■ TO DO ■
Copy out every record below with complete accuracy.

Saved data entries
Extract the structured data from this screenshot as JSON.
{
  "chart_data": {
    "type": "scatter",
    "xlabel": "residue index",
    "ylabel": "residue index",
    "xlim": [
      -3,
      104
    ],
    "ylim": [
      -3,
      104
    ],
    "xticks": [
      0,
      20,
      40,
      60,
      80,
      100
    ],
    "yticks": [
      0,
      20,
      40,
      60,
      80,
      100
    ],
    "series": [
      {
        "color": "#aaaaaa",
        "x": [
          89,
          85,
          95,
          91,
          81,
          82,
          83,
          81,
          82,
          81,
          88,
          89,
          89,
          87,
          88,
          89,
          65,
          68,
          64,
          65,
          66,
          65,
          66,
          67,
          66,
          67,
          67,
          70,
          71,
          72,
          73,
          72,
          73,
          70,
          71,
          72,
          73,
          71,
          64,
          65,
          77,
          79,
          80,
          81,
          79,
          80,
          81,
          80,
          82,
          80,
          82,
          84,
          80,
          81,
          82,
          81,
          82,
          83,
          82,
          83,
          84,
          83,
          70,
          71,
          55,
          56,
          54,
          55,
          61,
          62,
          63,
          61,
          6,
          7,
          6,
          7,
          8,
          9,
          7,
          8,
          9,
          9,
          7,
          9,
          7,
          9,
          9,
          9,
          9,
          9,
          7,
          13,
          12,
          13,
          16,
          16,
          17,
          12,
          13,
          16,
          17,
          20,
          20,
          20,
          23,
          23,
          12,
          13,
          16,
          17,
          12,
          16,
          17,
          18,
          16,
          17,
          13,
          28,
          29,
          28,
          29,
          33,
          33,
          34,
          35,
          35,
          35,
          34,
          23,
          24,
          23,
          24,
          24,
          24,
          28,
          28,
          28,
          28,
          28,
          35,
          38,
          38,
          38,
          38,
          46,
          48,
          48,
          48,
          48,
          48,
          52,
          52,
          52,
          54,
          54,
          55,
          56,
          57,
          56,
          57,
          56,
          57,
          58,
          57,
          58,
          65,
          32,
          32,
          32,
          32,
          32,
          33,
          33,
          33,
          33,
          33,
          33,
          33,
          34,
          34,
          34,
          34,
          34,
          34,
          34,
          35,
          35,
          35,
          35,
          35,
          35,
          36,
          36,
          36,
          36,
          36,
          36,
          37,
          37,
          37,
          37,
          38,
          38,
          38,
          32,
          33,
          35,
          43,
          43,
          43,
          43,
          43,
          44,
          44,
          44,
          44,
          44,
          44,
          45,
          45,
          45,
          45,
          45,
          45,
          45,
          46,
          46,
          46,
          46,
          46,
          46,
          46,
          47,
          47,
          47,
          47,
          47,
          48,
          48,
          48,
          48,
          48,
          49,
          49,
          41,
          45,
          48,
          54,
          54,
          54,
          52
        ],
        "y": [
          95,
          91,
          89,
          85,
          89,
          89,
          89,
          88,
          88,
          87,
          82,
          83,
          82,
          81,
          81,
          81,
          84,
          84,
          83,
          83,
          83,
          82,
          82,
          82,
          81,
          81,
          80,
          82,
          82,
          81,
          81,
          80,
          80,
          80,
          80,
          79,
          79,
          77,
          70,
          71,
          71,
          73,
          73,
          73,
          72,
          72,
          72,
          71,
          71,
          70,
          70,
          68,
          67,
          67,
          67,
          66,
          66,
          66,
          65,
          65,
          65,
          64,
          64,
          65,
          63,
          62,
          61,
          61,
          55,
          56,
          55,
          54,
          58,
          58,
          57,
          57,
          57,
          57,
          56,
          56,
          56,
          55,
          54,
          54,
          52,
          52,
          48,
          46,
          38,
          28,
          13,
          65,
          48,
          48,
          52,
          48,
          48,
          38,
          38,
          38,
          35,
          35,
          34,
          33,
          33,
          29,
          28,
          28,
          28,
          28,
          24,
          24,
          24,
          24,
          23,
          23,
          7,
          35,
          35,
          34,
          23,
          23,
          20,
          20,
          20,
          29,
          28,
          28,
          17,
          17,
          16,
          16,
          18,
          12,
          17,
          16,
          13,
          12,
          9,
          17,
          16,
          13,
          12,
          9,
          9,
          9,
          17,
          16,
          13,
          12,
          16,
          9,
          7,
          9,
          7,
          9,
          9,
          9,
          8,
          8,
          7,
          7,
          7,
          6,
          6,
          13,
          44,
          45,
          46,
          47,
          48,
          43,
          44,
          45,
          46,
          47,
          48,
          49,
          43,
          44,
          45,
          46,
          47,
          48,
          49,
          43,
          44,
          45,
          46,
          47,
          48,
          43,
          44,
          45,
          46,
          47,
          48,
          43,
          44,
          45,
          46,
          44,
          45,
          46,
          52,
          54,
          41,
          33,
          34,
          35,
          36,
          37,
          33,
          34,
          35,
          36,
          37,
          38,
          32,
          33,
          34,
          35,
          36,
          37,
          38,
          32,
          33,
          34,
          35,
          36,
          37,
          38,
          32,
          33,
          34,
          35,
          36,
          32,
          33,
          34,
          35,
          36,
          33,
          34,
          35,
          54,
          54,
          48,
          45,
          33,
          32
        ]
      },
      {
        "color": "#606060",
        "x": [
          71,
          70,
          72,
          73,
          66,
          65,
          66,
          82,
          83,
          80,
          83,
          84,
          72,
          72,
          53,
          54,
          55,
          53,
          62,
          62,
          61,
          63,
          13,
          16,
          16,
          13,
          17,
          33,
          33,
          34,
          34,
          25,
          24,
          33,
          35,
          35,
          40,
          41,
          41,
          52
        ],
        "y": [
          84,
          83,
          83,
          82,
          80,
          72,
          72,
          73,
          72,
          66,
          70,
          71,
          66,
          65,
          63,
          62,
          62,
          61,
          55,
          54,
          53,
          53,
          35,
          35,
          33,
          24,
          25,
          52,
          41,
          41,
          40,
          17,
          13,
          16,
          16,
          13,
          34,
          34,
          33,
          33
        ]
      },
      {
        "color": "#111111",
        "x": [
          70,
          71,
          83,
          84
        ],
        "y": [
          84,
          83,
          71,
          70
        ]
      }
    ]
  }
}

■ CORRECT ANSWER ■
Extract the structured data from this screenshot as JSON.
{
  "chart_data": {
    "type": "scatter",
    "xlabel": "residue index",
    "ylabel": "residue index",
    "xlim": [
      -3,
      104
    ],
    "ylim": [
      -3,
      104
    ],
    "xticks": [
      0,
      20,
      40,
      60,
      80,
      100
    ],
    "yticks": [
      0,
      20,
      40,
      60,
      80,
      100
    ],
    "series": [
      {
        "color": "#aaaaaa",
        "x": [
          89,
          85,
          95,
          91,
          81,
          82,
          83,
          81,
          82,
          81,
          88,
          89,
          89,
          87,
          88,
          89,
          65,
          68,
          64,
          65,
          66,
          65,
          66,
          67,
          66,
          67,
          67,
          70,
          71,
          72,
          73,
          72,
          73,
          70,
          71,
          72,
          73,
          71,
          64,
          65,
          77,
          79,
          80,
          81,
          79,
          80,
          81,
          80,
          82,
          80,
          82,
          84,
          80,
          81,
          82,
          81,
          82,
          83,
          82,
          83,
          84,
          83,
          70,
          71,
          55,
          56,
          54,
          55,
          61,
          62,
          63,
          61,
          6,
          7,
          6,
          7,
          8,
          9,
          7,
          8,
          9,
          9,
          7,
          9,
          7,
          9,
          9,
          9,
          9,
          9,
          7,
          13,
          12,
          13,
          16,
          16,
          17,
          12,
          13,
          16,
          17,
          20,
          20,
          20,
          23,
          23,
          12,
          13,
          16,
          17,
          12,
          16,
          17,
          18,
          16,
          17,
          13,
          28,
          29,
          28,
          29,
          33,
          33,
          34,
          35,
          35,
          35,
          34,
          23,
          24,
          23,
          24,
          24,
          24,
          28,
          28,
          28,
          28,
          28,
          35,
          38,
          38,
          38,
          38,
          46,
          48,
          48,
          48,
          48,
          48,
          52,
          52,
          52,
          54,
          54,
          55,
          56,
          57,
          56,
          57,
          56,
          57,
          58,
          57,
          58,
          65,
          32,
          32,
          32,
          32,
          32,
          33,
          33,
          33,
          33,
          33,
          33,
          33,
          34,
          34,
          34,
          34,
          34,
          34,
          34,
          35,
          35,
          35,
          35,
          35,
          35,
          36,
          36,
          36,
          36,
          36,
          36,
          37,
          37,
          37,
          37,
          38,
          38,
          38,
          32,
          33,
          35,
          43,
          43,
          43,
          43,
          43,
          44,
          44,
          44,
          44,
          44,
          44,
          45,
          45,
          45,
          45,
          45,
          45,
          45,
          46,
          46,
          46,
          46,
          46,
          46,
          46,
          47,
          47,
          47,
          47,
          47,
          48,
          48,
          48,
          48,
          48,
          49,
          49,
          41,
          45,
          48,
          54,
          54,
          54,
          52
        ],
        "y": [
          95,
          91,
          89,
          85,
          89,
          89,
          89,
          88,
          88,
          87,
          82,
          83,
          82,
          81,
          81,
          81,
          84,
          84,
          83,
          83,
          83,
          82,
          82,
          82,
          81,
          81,
          80,
          82,
          82,
          81,
          81,
          80,
          80,
          80,
          80,
          79,
          79,
          77,
          70,
          71,
          71,
          73,
          73,
          73,
          72,
          72,
          72,
          71,
          71,
          70,
          70,
          68,
          67,
          67,
          67,
          66,
          66,
          66,
          65,
          65,
          65,
          64,
          64,
          65,
          63,
          62,
          61,
          61,
          55,
          56,
          55,
          54,
          58,
          58,
          57,
          57,
          57,
          57,
          56,
          56,
          56,
          55,
          54,
          54,
          52,
          52,
          48,
          46,
          38,
          28,
          13,
          65,
          48,
          48,
          52,
          48,
          48,
          38,
          38,
          38,
          35,
          35,
          34,
          33,
          33,
          29,
          28,
          28,
          28,
          28,
          24,
          24,
          24,
          24,
          23,
          23,
          7,
          35,
          35,
          34,
          23,
          23,
          20,
          20,
          20,
          29,
          28,
          28,
          17,
          17,
          16,
          16,
          18,
          12,
          17,
          16,
          13,
          12,
          9,
          17,
          16,
          13,
          12,
          9,
          9,
          9,
          17,
          16,
          13,
          12,
          16,
          9,
          7,
          9,
          7,
          9,
          9,
          9,
          8,
          8,
          7,
          7,
          7,
          6,
          6,
          13,
          44,
          45,
          46,
          47,
          48,
          43,
          44,
          45,
          46,
          47,
          48,
          49,
          43,
          44,
          45,
          46,
          47,
          48,
          49,
          43,
          44,
          45,
          46,
          47,
          48,
          43,
          44,
          45,
          46,
          47,
          48,
          43,
          44,
          45,
          46,
          44,
          45,
          46,
          52,
          54,
          41,
          33,
          34,
          35,
          36,
          37,
          33,
          34,
          35,
          36,
          37,
          38,
          32,
          33,
          34,
          35,
          36,
          37,
          38,
          32,
          33,
          34,
          35,
          36,
          37,
          38,
          32,
          33,
          34,
          35,
          36,
          32,
          33,
          34,
          35,
          36,
          33,
          34,
          35,
          54,
          54,
          48,
          45,
          33,
          32
        ]
      },
      {
        "color": "#606060",
        "x": [
          71,
          70,
          72,
          73,
          66,
          65,
          66,
          82,
          83,
          80,
          83,
          84,
          72,
          72,
          53,
          54,
          55,
          53,
          62,
          62,
          61,
          63,
          13,
          16,
          16,
          13,
          17,
          33,
          33,
          34,
          34,
          25,
          24,
          33,
          35,
          35,
          40,
          41,
          41,
          52
        ],
        "y": [
          84,
          83,
          83,
          82,
          80,
          72,
          72,
          73,
          72,
          66,
          70,
          71,
          66,
          65,
          63,
          62,
          62,
          61,
          55,
          54,
          53,
          53,
          35,
          35,
          33,
          24,
          25,
          52,
          41,
          41,
          40,
          17,
          13,
          16,
          16,
          13,
          34,
          34,
          33,
          33
        ]
      },
      {
        "color": "#111111",
        "x": [
          70,
          71,
          83,
          84
        ],
        "y": [
          84,
          83,
          71,
          70
        ]
      }
    ]
  }
}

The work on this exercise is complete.